> WHAT TO DO
Rewrite the listing below, changing every "wire" to "trace" and keeping everything else the same.

> DATA
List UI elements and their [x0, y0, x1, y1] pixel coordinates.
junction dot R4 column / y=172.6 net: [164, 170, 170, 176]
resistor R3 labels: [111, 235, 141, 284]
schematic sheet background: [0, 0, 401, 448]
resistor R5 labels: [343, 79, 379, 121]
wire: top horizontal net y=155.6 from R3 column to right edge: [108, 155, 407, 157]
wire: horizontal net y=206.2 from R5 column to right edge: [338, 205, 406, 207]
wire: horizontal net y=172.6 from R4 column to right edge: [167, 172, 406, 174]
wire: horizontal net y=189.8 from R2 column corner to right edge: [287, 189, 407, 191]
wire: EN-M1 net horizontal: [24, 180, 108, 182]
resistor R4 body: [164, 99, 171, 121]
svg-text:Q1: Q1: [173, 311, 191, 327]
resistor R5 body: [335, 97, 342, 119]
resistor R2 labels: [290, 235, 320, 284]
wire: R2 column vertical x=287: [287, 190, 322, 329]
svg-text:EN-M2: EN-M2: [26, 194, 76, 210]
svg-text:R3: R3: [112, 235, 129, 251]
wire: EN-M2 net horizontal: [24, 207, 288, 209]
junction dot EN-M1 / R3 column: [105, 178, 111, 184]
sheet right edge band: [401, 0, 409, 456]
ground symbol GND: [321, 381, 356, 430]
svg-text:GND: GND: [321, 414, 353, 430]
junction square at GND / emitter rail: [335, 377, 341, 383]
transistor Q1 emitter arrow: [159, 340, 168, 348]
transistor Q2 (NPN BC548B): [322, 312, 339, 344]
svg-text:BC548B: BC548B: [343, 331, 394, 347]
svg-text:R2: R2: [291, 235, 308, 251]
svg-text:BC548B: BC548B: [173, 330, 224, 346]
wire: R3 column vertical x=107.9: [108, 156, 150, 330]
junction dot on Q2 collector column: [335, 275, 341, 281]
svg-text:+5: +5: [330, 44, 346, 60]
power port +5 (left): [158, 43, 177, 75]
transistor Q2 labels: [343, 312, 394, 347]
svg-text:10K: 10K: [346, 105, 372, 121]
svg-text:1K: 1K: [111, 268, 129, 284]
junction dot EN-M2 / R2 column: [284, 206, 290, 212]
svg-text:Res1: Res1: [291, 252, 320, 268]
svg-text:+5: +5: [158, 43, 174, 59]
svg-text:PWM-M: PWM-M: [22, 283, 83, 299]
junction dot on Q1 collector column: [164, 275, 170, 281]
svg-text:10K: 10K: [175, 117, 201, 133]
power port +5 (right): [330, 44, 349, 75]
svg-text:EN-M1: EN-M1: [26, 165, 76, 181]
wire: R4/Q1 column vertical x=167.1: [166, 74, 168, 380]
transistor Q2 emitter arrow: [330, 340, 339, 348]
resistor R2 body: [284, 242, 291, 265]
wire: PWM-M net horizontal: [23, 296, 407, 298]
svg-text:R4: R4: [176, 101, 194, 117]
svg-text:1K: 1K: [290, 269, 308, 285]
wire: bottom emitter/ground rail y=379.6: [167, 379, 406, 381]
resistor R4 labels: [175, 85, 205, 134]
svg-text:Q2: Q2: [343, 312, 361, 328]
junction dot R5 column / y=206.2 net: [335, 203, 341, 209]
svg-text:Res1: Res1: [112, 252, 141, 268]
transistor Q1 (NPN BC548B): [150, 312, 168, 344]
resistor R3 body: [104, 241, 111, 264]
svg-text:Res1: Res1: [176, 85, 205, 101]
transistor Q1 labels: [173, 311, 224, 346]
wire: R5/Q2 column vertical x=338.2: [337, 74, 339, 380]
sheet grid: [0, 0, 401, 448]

> TASK SOLUTION
List UI elements and their [x0, y0, x1, y1] pixel coordinates.
junction dot R4 column / y=172.6 net: [164, 170, 170, 176]
resistor R3 labels: [111, 235, 141, 284]
schematic sheet background: [0, 0, 401, 448]
resistor R5 labels: [343, 79, 379, 121]
trace: top horizontal net y=155.6 from R3 column to right edge: [108, 155, 407, 157]
trace: horizontal net y=206.2 from R5 column to right edge: [338, 205, 406, 207]
trace: horizontal net y=172.6 from R4 column to right edge: [167, 172, 406, 174]
trace: horizontal net y=189.8 from R2 column corner to right edge: [287, 189, 407, 191]
trace: EN-M1 net horizontal: [24, 180, 108, 182]
resistor R4 body: [164, 99, 171, 121]
svg-text:Q1: Q1: [173, 311, 191, 327]
resistor R5 body: [335, 97, 342, 119]
resistor R2 labels: [290, 235, 320, 284]
trace: R2 column vertical x=287: [287, 190, 322, 329]
svg-text:EN-M2: EN-M2: [26, 194, 76, 210]
svg-text:R3: R3: [112, 235, 129, 251]
trace: EN-M2 net horizontal: [24, 207, 288, 209]
junction dot EN-M1 / R3 column: [105, 178, 111, 184]
sheet right edge band: [401, 0, 409, 456]
ground symbol GND: [321, 381, 356, 430]
svg-text:GND: GND: [321, 414, 353, 430]
junction square at GND / emitter rail: [335, 377, 341, 383]
transistor Q1 emitter arrow: [159, 340, 168, 348]
transistor Q2 (NPN BC548B): [322, 312, 339, 344]
svg-text:BC548B: BC548B: [343, 331, 394, 347]
svg-text:R2: R2: [291, 235, 308, 251]
svg-text:BC548B: BC548B: [173, 330, 224, 346]
trace: R3 column vertical x=107.9: [108, 156, 150, 330]
junction dot on Q2 collector column: [335, 275, 341, 281]
svg-text:+5: +5: [330, 44, 346, 60]
power port +5 (left): [158, 43, 177, 75]
transistor Q2 labels: [343, 312, 394, 347]
svg-text:10K: 10K: [346, 105, 372, 121]
svg-text:1K: 1K: [111, 268, 129, 284]
junction dot EN-M2 / R2 column: [284, 206, 290, 212]
svg-text:Res1: Res1: [291, 252, 320, 268]
svg-text:+5: +5: [158, 43, 174, 59]
svg-text:PWM-M: PWM-M: [22, 283, 83, 299]
junction dot on Q1 collector column: [164, 275, 170, 281]
svg-text:10K: 10K: [175, 117, 201, 133]
power port +5 (right): [330, 44, 349, 75]
svg-text:EN-M1: EN-M1: [26, 165, 76, 181]
trace: R4/Q1 column vertical x=167.1: [166, 74, 168, 380]
transistor Q2 emitter arrow: [330, 340, 339, 348]
resistor R2 body: [284, 242, 291, 265]
trace: PWM-M net horizontal: [23, 296, 407, 298]
svg-text:R4: R4: [176, 101, 194, 117]
svg-text:1K: 1K: [290, 269, 308, 285]
trace: bottom emitter/ground rail y=379.6: [167, 379, 406, 381]
resistor R4 labels: [175, 85, 205, 134]
svg-text:Q2: Q2: [343, 312, 361, 328]
junction dot R5 column / y=206.2 net: [335, 203, 341, 209]
svg-text:Res1: Res1: [112, 252, 141, 268]
transistor Q1 (NPN BC548B): [150, 312, 168, 344]
resistor R3 body: [104, 241, 111, 264]
svg-text:Res1: Res1: [176, 85, 205, 101]
transistor Q1 labels: [173, 311, 224, 346]
trace: R5/Q2 column vertical x=338.2: [337, 74, 339, 380]
sheet grid: [0, 0, 401, 448]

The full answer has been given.